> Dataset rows

— BEGIN —

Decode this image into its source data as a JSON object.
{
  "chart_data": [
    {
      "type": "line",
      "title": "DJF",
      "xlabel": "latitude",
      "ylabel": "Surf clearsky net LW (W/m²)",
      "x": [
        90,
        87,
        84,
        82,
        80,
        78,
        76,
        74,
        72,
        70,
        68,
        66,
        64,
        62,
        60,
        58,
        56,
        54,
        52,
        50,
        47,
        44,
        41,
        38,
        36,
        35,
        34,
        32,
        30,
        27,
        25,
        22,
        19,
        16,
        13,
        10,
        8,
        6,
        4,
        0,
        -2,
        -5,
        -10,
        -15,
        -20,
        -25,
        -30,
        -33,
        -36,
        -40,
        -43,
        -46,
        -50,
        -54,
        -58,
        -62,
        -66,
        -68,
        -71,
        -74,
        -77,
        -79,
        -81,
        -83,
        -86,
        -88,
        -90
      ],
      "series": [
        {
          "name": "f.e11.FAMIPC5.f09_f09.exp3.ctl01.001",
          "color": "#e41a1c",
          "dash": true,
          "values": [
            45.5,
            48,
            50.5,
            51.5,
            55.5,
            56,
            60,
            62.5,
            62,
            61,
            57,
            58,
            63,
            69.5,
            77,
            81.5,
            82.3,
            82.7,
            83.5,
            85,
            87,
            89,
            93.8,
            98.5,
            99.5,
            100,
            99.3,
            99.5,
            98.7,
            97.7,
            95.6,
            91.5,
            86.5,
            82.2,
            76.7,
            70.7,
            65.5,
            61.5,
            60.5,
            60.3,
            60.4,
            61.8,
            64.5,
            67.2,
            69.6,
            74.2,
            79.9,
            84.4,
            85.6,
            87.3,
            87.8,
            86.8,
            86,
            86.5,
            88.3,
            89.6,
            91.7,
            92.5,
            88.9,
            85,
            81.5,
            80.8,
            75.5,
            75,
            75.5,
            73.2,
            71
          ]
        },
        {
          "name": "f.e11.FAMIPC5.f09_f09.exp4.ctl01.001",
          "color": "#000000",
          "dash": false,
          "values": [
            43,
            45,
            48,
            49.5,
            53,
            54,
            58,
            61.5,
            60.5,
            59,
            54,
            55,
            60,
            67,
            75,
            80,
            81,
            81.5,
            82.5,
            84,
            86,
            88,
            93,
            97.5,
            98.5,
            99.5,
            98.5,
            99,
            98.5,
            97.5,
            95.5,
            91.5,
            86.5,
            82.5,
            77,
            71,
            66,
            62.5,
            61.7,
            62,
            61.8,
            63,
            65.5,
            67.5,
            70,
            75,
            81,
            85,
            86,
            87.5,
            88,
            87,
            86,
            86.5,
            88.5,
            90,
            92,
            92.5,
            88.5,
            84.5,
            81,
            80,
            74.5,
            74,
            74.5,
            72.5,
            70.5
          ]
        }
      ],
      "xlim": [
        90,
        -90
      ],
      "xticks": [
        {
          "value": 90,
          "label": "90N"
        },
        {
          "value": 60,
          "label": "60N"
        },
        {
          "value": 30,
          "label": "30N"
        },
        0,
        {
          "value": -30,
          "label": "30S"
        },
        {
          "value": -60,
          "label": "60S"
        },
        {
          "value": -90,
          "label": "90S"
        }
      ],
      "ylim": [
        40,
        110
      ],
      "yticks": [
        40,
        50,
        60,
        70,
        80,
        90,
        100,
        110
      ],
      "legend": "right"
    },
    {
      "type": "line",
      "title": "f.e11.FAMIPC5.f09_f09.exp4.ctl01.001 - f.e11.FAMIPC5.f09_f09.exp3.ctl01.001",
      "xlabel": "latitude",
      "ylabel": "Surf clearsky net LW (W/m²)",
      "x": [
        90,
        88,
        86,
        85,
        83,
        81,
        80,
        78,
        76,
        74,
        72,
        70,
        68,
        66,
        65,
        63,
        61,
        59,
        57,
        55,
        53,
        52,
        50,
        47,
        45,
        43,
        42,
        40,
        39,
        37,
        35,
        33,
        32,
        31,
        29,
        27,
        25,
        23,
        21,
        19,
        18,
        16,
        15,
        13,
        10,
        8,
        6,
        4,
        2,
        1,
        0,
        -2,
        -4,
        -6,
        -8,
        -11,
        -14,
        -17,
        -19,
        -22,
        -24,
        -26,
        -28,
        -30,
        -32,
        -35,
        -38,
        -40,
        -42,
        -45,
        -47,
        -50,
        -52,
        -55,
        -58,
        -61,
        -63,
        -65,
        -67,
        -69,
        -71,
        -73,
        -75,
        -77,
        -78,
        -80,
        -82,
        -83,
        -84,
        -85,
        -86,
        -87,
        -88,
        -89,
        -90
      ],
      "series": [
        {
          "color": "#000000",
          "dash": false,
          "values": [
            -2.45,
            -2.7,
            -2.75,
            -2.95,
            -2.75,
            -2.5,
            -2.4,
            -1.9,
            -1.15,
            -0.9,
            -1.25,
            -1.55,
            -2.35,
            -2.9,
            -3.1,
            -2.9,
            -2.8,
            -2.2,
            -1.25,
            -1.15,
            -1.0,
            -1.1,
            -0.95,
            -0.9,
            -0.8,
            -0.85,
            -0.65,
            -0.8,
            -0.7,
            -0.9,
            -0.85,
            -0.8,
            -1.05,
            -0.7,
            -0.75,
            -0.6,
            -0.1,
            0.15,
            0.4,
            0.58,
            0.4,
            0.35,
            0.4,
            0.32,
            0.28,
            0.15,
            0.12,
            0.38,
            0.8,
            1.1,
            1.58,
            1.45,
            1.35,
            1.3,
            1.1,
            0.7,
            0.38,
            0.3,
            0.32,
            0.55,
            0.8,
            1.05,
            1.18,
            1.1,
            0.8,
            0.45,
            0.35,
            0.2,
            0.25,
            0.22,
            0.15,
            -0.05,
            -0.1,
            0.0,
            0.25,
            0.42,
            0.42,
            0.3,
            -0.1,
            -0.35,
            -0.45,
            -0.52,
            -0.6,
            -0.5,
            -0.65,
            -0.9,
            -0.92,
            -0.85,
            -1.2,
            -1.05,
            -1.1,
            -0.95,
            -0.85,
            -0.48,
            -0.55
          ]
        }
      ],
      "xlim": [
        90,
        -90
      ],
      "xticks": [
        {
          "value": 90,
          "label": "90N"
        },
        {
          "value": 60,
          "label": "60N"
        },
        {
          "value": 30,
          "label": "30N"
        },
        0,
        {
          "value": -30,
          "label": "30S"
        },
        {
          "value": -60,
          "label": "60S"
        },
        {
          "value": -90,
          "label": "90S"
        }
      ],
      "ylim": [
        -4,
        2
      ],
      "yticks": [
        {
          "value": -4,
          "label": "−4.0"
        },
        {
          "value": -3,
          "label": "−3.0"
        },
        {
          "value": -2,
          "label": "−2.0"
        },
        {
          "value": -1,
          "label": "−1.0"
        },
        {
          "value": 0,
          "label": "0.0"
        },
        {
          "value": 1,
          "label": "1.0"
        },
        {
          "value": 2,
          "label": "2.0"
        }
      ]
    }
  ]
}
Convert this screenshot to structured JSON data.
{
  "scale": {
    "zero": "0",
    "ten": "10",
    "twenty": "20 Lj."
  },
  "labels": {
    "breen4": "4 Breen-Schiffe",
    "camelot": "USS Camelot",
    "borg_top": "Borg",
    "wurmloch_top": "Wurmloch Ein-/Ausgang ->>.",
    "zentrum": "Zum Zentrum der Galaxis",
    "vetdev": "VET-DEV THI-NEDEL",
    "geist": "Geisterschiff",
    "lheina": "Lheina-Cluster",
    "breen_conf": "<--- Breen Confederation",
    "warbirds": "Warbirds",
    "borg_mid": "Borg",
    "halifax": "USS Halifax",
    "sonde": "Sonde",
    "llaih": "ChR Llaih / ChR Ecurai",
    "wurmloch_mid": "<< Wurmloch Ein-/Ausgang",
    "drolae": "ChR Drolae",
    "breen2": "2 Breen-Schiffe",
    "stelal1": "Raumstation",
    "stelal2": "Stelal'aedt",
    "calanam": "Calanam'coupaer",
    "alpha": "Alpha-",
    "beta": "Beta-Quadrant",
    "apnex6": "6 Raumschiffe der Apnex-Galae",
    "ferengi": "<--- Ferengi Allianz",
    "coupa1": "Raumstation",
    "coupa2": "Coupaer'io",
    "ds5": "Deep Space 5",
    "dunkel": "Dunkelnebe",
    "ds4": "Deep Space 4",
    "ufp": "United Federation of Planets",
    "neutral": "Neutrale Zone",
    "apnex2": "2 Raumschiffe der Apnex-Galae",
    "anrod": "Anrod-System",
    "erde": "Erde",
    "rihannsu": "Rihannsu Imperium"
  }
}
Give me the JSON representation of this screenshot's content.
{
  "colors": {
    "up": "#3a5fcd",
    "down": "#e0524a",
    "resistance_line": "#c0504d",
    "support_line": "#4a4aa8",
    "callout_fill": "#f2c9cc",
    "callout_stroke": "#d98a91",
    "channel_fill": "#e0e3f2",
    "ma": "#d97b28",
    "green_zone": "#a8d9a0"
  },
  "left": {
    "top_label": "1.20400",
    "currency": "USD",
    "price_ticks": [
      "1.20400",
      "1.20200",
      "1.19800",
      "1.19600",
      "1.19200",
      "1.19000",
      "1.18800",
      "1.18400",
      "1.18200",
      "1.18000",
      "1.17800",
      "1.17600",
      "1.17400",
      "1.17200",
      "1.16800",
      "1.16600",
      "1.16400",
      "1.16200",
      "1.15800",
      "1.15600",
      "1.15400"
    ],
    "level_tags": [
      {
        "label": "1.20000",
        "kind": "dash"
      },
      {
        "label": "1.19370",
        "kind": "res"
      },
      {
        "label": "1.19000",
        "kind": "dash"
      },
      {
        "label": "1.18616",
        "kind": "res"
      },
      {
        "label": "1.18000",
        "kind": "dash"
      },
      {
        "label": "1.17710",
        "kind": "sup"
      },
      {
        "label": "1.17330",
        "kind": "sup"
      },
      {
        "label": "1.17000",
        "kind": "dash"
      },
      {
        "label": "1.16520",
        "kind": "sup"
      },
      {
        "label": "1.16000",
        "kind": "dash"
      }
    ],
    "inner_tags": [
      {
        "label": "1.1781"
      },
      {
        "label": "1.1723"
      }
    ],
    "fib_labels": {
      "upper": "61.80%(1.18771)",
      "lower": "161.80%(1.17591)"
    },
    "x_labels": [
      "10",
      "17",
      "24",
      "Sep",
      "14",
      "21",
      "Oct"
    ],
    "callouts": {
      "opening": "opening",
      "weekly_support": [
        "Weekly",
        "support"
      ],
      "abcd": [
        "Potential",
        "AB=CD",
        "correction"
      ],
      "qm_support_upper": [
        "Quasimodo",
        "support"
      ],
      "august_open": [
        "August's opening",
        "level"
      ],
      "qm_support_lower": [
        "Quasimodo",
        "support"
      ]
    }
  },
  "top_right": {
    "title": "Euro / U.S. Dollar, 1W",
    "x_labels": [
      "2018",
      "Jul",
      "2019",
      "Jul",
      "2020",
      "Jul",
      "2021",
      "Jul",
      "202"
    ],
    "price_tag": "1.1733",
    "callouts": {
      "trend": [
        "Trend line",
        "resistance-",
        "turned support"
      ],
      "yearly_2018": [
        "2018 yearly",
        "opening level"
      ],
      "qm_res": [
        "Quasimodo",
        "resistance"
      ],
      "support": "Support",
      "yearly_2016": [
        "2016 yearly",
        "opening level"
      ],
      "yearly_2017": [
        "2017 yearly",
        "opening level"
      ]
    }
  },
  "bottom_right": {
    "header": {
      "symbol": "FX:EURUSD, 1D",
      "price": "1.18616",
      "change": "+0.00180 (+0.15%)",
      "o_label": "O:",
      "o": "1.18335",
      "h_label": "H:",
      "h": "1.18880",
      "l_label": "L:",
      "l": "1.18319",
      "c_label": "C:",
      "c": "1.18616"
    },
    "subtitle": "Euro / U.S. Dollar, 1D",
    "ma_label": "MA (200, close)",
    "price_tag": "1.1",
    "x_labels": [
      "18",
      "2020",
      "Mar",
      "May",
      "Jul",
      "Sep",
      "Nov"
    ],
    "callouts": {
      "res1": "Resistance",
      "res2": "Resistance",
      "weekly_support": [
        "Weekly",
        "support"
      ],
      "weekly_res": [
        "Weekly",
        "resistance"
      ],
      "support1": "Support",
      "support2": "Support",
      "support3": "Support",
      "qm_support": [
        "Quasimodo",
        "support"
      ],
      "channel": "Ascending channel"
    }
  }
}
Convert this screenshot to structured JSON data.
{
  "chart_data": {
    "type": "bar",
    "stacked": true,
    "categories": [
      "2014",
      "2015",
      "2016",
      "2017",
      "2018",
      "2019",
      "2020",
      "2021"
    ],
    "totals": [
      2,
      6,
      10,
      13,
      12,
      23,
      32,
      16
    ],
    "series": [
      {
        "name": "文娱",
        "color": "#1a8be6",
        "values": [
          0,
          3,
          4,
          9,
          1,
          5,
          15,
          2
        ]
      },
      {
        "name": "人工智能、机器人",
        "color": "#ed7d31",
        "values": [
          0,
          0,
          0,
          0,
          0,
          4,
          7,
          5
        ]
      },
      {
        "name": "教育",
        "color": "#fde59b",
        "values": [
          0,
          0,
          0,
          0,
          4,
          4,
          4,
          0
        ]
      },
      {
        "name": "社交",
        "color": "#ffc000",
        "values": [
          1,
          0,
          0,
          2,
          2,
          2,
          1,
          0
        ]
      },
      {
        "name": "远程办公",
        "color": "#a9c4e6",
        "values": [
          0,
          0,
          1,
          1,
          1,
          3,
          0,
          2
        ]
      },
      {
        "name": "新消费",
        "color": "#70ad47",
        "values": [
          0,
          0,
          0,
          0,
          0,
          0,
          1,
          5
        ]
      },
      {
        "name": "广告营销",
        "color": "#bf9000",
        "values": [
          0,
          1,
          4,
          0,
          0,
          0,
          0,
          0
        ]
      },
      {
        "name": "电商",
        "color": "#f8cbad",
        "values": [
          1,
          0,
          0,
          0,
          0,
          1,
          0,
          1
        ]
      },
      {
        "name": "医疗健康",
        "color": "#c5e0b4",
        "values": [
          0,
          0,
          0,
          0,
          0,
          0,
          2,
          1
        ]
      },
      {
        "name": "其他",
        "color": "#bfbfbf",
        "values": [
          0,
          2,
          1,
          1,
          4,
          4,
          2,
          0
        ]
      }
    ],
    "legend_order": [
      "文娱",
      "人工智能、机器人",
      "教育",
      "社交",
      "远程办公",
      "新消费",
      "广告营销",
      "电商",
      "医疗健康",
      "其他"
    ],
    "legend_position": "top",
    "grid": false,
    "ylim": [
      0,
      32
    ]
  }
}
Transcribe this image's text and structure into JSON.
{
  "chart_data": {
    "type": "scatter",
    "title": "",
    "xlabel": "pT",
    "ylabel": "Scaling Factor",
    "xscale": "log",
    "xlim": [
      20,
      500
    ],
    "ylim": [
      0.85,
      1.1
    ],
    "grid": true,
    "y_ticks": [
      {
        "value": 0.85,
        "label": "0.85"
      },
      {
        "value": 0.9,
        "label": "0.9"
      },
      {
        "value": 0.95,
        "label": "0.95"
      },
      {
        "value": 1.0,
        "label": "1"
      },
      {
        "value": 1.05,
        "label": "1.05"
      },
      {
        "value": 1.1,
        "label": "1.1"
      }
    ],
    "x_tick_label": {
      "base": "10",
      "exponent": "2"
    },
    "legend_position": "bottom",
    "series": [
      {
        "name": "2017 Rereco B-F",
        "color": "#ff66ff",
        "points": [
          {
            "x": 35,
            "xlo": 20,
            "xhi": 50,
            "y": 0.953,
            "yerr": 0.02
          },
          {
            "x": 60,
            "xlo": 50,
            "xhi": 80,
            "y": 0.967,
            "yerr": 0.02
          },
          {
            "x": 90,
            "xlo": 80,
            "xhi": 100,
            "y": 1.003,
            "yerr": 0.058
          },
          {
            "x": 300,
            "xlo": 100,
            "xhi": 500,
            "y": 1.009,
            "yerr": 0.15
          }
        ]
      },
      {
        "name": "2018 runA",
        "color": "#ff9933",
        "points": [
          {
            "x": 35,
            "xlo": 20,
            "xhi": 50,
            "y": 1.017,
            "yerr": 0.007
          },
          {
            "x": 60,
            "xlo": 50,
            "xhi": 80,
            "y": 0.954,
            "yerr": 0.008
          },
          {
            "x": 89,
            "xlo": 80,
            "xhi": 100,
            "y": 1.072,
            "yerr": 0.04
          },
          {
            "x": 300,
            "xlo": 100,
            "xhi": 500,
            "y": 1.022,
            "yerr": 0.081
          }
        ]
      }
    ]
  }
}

— END —

> Given problem
Check each line of the records for "type" and copy the ones that contain it.

> Solution for this problem
      "type": "line",
      "type": "line",
    "type": "bar",
    "type": "scatter",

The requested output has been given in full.